(Task): Format the material from its first line through the line containing "edit-field-button[interactable] bbox=[1014, 842, 1046, 874]", inclusive, as a Markdown table with the columns Row and Line, numbering each row and leaving out any blank lines.
-*-
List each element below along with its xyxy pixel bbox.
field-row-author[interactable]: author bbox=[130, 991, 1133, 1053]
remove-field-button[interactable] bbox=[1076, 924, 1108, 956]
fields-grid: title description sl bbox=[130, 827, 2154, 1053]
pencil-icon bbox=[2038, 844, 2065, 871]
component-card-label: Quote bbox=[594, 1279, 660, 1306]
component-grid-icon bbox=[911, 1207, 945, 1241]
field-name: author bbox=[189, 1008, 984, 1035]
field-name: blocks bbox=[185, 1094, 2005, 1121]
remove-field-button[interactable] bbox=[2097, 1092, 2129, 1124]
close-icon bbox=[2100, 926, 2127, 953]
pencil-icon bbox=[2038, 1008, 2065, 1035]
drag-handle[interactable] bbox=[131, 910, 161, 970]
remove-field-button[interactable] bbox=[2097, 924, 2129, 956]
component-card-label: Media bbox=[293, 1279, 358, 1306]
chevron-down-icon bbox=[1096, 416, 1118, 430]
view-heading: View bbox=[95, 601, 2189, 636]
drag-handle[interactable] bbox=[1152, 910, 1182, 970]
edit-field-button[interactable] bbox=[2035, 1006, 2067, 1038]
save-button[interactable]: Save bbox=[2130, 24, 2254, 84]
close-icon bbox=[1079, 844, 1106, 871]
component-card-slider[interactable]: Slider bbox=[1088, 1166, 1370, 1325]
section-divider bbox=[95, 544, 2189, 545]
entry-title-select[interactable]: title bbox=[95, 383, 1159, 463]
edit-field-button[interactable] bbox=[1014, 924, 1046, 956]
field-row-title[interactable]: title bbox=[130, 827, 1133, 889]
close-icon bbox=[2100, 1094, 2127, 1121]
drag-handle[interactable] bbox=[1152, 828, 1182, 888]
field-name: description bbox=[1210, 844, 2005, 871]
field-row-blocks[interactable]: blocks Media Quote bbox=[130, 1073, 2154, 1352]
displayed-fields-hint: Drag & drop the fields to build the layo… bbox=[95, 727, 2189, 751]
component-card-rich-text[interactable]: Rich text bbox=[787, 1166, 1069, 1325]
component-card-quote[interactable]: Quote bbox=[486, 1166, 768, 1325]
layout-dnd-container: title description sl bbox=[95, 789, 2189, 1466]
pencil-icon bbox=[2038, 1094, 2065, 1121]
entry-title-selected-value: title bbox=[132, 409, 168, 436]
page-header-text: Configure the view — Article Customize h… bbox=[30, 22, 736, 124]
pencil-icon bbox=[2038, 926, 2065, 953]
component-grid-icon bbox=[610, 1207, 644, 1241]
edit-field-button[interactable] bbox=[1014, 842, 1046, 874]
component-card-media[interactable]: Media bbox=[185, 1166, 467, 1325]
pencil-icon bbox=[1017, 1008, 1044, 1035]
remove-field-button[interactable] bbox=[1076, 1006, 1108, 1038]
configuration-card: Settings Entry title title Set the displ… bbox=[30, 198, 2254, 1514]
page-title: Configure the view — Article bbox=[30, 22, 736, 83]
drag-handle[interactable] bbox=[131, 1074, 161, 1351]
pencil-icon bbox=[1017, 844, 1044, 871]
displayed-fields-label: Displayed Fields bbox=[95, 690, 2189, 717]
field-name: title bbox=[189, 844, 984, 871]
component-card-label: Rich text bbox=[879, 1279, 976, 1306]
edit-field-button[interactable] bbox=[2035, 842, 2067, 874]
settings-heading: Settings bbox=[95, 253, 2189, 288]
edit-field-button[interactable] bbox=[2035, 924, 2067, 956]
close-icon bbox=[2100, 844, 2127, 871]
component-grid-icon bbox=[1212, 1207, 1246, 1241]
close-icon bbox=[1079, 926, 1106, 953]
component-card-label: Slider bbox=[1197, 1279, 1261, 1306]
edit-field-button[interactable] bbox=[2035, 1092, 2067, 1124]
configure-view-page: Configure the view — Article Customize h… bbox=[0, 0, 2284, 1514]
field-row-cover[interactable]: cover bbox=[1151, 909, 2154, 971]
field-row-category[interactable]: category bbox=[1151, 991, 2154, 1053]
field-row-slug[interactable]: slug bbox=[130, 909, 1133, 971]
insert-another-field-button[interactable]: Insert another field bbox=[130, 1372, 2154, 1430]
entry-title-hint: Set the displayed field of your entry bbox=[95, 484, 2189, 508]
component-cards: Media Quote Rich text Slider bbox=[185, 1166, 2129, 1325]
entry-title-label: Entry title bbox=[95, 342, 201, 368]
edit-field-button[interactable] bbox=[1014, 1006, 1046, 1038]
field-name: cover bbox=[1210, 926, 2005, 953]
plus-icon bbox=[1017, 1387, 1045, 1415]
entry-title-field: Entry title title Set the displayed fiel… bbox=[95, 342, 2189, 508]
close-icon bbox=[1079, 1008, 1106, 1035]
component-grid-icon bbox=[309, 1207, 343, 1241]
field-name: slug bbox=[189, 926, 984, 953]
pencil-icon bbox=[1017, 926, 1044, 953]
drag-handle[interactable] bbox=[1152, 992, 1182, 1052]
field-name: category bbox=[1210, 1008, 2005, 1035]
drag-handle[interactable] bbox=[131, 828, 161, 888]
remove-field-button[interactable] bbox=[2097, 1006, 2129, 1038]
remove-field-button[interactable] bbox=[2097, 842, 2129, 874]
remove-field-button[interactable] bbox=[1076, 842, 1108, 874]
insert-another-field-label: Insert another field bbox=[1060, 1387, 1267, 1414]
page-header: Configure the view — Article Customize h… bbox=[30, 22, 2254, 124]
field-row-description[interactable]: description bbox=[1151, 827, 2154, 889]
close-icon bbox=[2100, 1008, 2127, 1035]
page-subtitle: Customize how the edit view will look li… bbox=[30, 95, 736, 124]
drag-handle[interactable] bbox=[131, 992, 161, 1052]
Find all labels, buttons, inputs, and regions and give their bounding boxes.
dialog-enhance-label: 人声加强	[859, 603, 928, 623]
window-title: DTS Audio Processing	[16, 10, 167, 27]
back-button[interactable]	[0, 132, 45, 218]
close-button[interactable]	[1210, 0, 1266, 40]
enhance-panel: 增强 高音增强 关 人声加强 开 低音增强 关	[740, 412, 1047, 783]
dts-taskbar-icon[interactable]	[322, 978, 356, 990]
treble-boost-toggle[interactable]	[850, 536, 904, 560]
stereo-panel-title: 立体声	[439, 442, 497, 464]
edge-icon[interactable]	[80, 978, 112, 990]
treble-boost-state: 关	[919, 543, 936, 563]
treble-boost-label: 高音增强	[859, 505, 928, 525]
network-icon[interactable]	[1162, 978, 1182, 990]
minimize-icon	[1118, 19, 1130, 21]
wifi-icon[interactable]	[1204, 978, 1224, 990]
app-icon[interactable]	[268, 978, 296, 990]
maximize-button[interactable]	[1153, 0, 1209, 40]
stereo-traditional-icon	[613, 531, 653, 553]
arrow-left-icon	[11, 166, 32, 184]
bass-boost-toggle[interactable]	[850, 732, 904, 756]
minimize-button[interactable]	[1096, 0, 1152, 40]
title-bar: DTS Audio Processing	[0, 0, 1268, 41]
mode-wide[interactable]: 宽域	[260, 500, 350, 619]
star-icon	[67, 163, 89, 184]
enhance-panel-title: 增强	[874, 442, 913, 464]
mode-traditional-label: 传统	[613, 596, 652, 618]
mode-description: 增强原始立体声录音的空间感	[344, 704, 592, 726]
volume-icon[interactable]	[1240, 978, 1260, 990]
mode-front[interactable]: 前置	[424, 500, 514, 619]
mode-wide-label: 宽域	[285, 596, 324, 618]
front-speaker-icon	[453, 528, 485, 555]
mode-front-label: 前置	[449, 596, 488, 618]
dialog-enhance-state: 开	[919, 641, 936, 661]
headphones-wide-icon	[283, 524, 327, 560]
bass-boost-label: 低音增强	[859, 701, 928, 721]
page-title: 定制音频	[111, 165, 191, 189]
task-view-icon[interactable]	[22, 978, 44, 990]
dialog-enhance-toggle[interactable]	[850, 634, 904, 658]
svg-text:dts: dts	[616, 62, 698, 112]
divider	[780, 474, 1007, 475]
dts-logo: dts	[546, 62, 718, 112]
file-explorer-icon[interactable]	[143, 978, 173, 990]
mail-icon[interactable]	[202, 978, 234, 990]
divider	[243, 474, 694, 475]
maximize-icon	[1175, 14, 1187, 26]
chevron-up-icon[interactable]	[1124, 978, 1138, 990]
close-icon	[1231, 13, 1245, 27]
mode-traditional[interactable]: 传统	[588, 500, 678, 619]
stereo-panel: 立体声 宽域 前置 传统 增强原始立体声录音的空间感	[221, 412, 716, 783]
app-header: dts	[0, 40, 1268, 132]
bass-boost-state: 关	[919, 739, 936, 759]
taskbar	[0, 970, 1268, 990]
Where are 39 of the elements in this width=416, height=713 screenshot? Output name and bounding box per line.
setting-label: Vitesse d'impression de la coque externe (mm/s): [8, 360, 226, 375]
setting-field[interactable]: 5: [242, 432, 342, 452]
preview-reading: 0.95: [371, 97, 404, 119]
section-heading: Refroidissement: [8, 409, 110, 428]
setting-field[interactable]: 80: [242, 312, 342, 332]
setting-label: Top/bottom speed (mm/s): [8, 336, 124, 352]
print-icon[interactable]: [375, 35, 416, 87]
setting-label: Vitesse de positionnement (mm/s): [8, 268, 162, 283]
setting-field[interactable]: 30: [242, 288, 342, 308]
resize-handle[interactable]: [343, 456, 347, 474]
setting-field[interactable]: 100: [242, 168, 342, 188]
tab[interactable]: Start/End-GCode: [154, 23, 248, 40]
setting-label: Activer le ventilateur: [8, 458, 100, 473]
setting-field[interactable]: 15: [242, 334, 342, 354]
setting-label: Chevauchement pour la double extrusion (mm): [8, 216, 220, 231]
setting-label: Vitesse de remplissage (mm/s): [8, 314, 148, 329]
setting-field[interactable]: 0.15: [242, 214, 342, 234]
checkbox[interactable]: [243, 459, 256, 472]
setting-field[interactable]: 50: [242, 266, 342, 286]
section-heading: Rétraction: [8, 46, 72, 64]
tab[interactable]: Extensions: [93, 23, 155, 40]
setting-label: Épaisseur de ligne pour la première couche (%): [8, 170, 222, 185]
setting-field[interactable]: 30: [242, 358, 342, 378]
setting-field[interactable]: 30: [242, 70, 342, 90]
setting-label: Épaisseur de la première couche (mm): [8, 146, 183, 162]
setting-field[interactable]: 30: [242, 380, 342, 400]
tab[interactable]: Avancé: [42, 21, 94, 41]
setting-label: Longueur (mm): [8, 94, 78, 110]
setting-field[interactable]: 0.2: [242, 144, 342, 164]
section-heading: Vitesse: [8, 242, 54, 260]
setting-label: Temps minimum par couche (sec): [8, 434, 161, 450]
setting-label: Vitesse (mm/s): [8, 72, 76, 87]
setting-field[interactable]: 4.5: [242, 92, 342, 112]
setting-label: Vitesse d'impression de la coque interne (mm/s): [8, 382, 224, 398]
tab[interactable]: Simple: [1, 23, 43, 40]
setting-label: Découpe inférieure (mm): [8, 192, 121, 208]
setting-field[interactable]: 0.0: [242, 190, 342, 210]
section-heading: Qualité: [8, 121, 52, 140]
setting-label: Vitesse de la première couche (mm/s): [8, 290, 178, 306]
-*-
(Solution):
| Row | Line |
|---|---|
| 1 | List each element below along with its xyxy pixel bbox. |
| 2 | field-row-author[interactable]: author bbox=[130, 991, 1133, 1053] |
| 3 | remove-field-button[interactable] bbox=[1076, 924, 1108, 956] |
| 4 | fields-grid: title description sl bbox=[130, 827, 2154, 1053] |
| 5 | pencil-icon bbox=[2038, 844, 2065, 871] |
| 6 | component-card-label: Quote bbox=[594, 1279, 660, 1306] |
| 7 | component-grid-icon bbox=[911, 1207, 945, 1241] |
| 8 | field-name: author bbox=[189, 1008, 984, 1035] |
| 9 | field-name: blocks bbox=[185, 1094, 2005, 1121] |
| 10 | remove-field-button[interactable] bbox=[2097, 1092, 2129, 1124] |
| 11 | close-icon bbox=[2100, 926, 2127, 953] |
| 12 | pencil-icon bbox=[2038, 1008, 2065, 1035] |
| 13 | drag-handle[interactable] bbox=[131, 910, 161, 970] |
| 14 | remove-field-button[interactable] bbox=[2097, 924, 2129, 956] |
| 15 | component-card-label: Media bbox=[293, 1279, 358, 1306] |
| 16 | chevron-down-icon bbox=[1096, 416, 1118, 430] |
| 17 | view-heading: View bbox=[95, 601, 2189, 636] |
| 18 | drag-handle[interactable] bbox=[1152, 910, 1182, 970] |
| 19 | edit-field-button[interactable] bbox=[2035, 1006, 2067, 1038] |
| 20 | save-button[interactable]: Save bbox=[2130, 24, 2254, 84] |
| 21 | close-icon bbox=[1079, 844, 1106, 871] |
| 22 | component-card-slider[interactable]: Slider bbox=[1088, 1166, 1370, 1325] |
| 23 | section-divider bbox=[95, 544, 2189, 545] |
| 24 | entry-title-select[interactable]: title bbox=[95, 383, 1159, 463] |
| 25 | edit-field-button[interactable] bbox=[1014, 924, 1046, 956] |
| 26 | field-row-title[interactable]: title bbox=[130, 827, 1133, 889] |
| 27 | close-icon bbox=[2100, 1094, 2127, 1121] |
| 28 | drag-handle[interactable] bbox=[1152, 828, 1182, 888] |
| 29 | field-name: description bbox=[1210, 844, 2005, 871] |
| 30 | field-row-blocks[interactable]: blocks Media Quote bbox=[130, 1073, 2154, 1352] |
| 31 | displayed-fields-hint: Drag & drop the fields to build the layo… bbox=[95, 727, 2189, 751] |
| 32 | component-card-rich-text[interactable]: Rich text bbox=[787, 1166, 1069, 1325] |
| 33 | component-card-quote[interactable]: Quote bbox=[486, 1166, 768, 1325] |
| 34 | layout-dnd-container: title description sl bbox=[95, 789, 2189, 1466] |
| 35 | pencil-icon bbox=[2038, 1094, 2065, 1121] |
| 36 | entry-title-selected-value: title bbox=[132, 409, 168, 436] |
| 37 | page-header-text: Configure the view — Article Customize h… bbox=[30, 22, 736, 124] |
| 38 | pencil-icon bbox=[2038, 926, 2065, 953] |
| 39 | component-grid-icon bbox=[610, 1207, 644, 1241] |
| 40 | edit-field-button[interactable] bbox=[1014, 842, 1046, 874] |